PROBLEM REQUIREMENTS:
Reproduce the listing below in full and without alteration, apart from its pictures.

EXTRACTED RECORDS:
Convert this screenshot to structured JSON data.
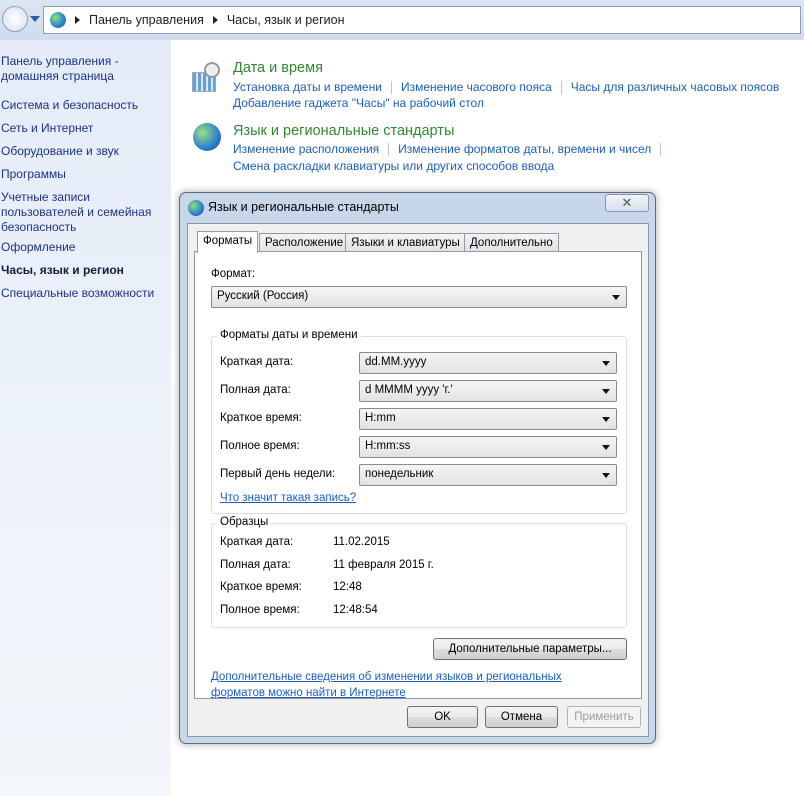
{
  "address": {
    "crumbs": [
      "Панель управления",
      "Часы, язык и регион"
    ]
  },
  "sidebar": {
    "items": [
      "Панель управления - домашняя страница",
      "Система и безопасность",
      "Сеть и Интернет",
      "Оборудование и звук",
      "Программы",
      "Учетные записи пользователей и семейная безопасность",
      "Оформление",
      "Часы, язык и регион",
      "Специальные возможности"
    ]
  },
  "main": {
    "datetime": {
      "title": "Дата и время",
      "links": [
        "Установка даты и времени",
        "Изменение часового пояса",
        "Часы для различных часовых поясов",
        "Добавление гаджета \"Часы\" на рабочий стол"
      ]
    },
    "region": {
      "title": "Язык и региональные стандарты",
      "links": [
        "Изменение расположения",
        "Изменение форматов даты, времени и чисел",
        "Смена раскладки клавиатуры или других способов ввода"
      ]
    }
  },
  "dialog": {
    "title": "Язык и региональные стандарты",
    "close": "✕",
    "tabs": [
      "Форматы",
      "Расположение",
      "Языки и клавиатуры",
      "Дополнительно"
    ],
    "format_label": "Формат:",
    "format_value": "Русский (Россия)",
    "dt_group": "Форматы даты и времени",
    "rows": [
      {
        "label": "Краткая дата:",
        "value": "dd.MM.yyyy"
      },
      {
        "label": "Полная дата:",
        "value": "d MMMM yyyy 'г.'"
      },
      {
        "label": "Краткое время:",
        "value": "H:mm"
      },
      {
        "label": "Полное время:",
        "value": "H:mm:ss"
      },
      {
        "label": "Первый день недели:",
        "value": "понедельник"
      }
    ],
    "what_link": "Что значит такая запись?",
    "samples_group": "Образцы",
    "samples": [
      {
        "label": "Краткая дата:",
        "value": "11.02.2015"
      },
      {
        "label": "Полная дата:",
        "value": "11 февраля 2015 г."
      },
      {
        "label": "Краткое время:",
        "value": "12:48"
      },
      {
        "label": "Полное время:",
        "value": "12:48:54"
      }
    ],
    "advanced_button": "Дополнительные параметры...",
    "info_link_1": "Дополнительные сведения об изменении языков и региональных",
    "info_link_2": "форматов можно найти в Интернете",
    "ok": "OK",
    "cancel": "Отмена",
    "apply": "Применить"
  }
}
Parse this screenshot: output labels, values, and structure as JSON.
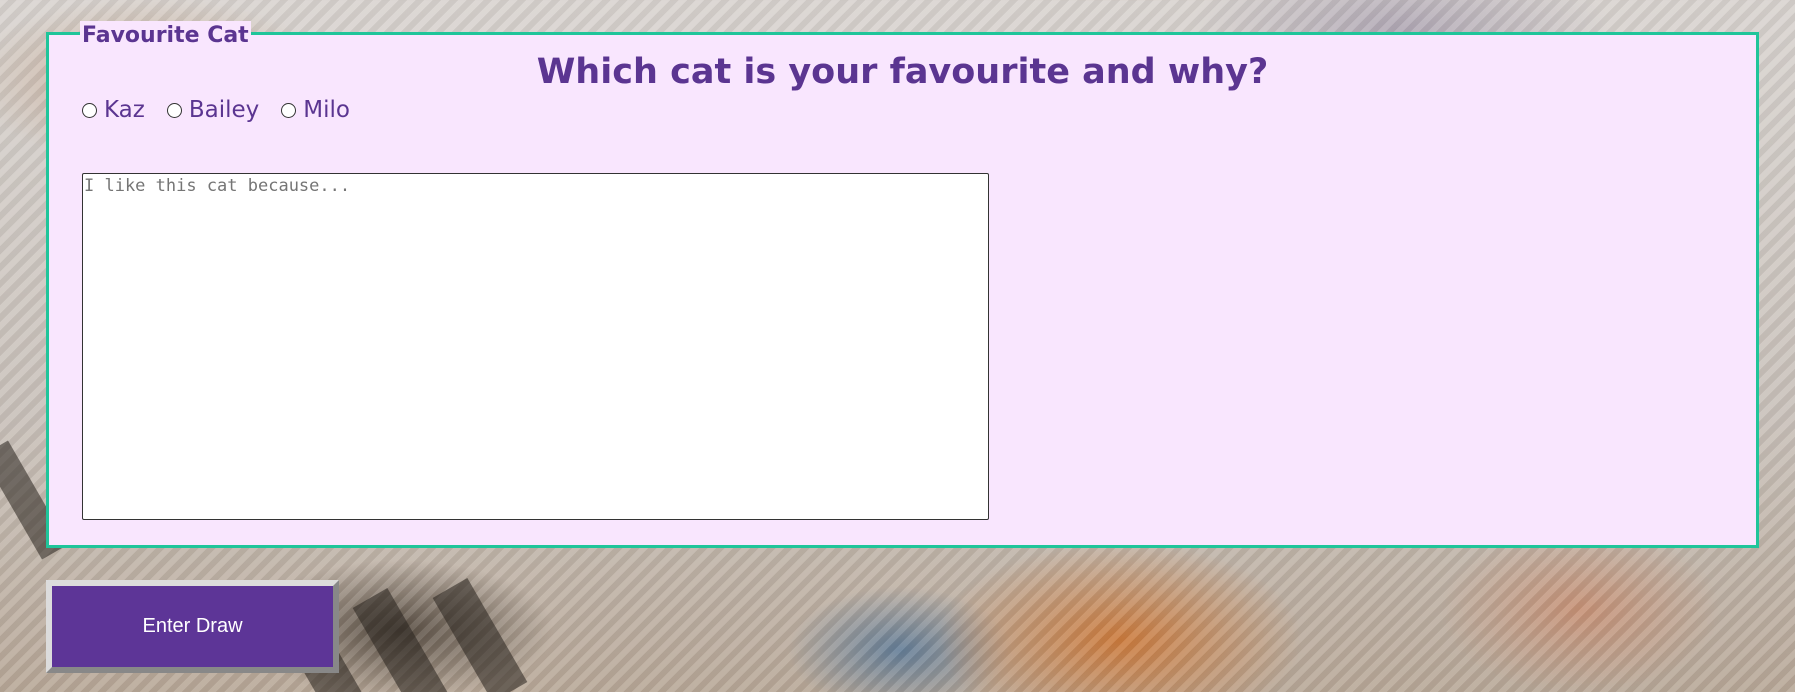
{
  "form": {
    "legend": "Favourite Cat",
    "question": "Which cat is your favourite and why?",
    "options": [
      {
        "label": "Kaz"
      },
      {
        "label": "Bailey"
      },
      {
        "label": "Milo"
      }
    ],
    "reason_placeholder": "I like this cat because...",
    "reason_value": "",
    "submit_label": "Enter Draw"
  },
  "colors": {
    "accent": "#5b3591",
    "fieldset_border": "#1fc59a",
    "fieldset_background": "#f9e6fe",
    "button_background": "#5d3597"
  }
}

ANSWER TO THIS PROBLEM:
Convert this screenshot to structured JSON data.
{
  "address": {
    "crumbs": [
      "Панель управления",
      "Часы, язык и регион"
    ]
  },
  "sidebar": {
    "items": [
      "Панель управления - домашняя страница",
      "Система и безопасность",
      "Сеть и Интернет",
      "Оборудование и звук",
      "Программы",
      "Учетные записи пользователей и семейная безопасность",
      "Оформление",
      "Часы, язык и регион",
      "Специальные возможности"
    ]
  },
  "main": {
    "datetime": {
      "title": "Дата и время",
      "links": [
        "Установка даты и времени",
        "Изменение часового пояса",
        "Часы для различных часовых поясов",
        "Добавление гаджета \"Часы\" на рабочий стол"
      ]
    },
    "region": {
      "title": "Язык и региональные стандарты",
      "links": [
        "Изменение расположения",
        "Изменение форматов даты, времени и чисел",
        "Смена раскладки клавиатуры или других способов ввода"
      ]
    }
  },
  "dialog": {
    "title": "Язык и региональные стандарты",
    "close": "✕",
    "tabs": [
      "Форматы",
      "Расположение",
      "Языки и клавиатуры",
      "Дополнительно"
    ],
    "format_label": "Формат:",
    "format_value": "Русский (Россия)",
    "dt_group": "Форматы даты и времени",
    "rows": [
      {
        "label": "Краткая дата:",
        "value": "dd.MM.yyyy"
      },
      {
        "label": "Полная дата:",
        "value": "d MMMM yyyy 'г.'"
      },
      {
        "label": "Краткое время:",
        "value": "H:mm"
      },
      {
        "label": "Полное время:",
        "value": "H:mm:ss"
      },
      {
        "label": "Первый день недели:",
        "value": "понедельник"
      }
    ],
    "what_link": "Что значит такая запись?",
    "samples_group": "Образцы",
    "samples": [
      {
        "label": "Краткая дата:",
        "value": "11.02.2015"
      },
      {
        "label": "Полная дата:",
        "value": "11 февраля 2015 г."
      },
      {
        "label": "Краткое время:",
        "value": "12:48"
      },
      {
        "label": "Полное время:",
        "value": "12:48:54"
      }
    ],
    "advanced_button": "Дополнительные параметры...",
    "info_link_1": "Дополнительные сведения об изменении языков и региональных",
    "info_link_2": "форматов можно найти в Интернете",
    "ok": "OK",
    "cancel": "Отмена",
    "apply": "Применить"
  }
}
Parse this screenshot: output labels, values, and structure as JSON.
{
  "form": {
    "legend": "Favourite Cat",
    "question": "Which cat is your favourite and why?",
    "options": [
      {
        "label": "Kaz"
      },
      {
        "label": "Bailey"
      },
      {
        "label": "Milo"
      }
    ],
    "reason_placeholder": "I like this cat because...",
    "reason_value": "",
    "submit_label": "Enter Draw"
  },
  "colors": {
    "accent": "#5b3591",
    "fieldset_border": "#1fc59a",
    "fieldset_background": "#f9e6fe",
    "button_background": "#5d3597"
  }
}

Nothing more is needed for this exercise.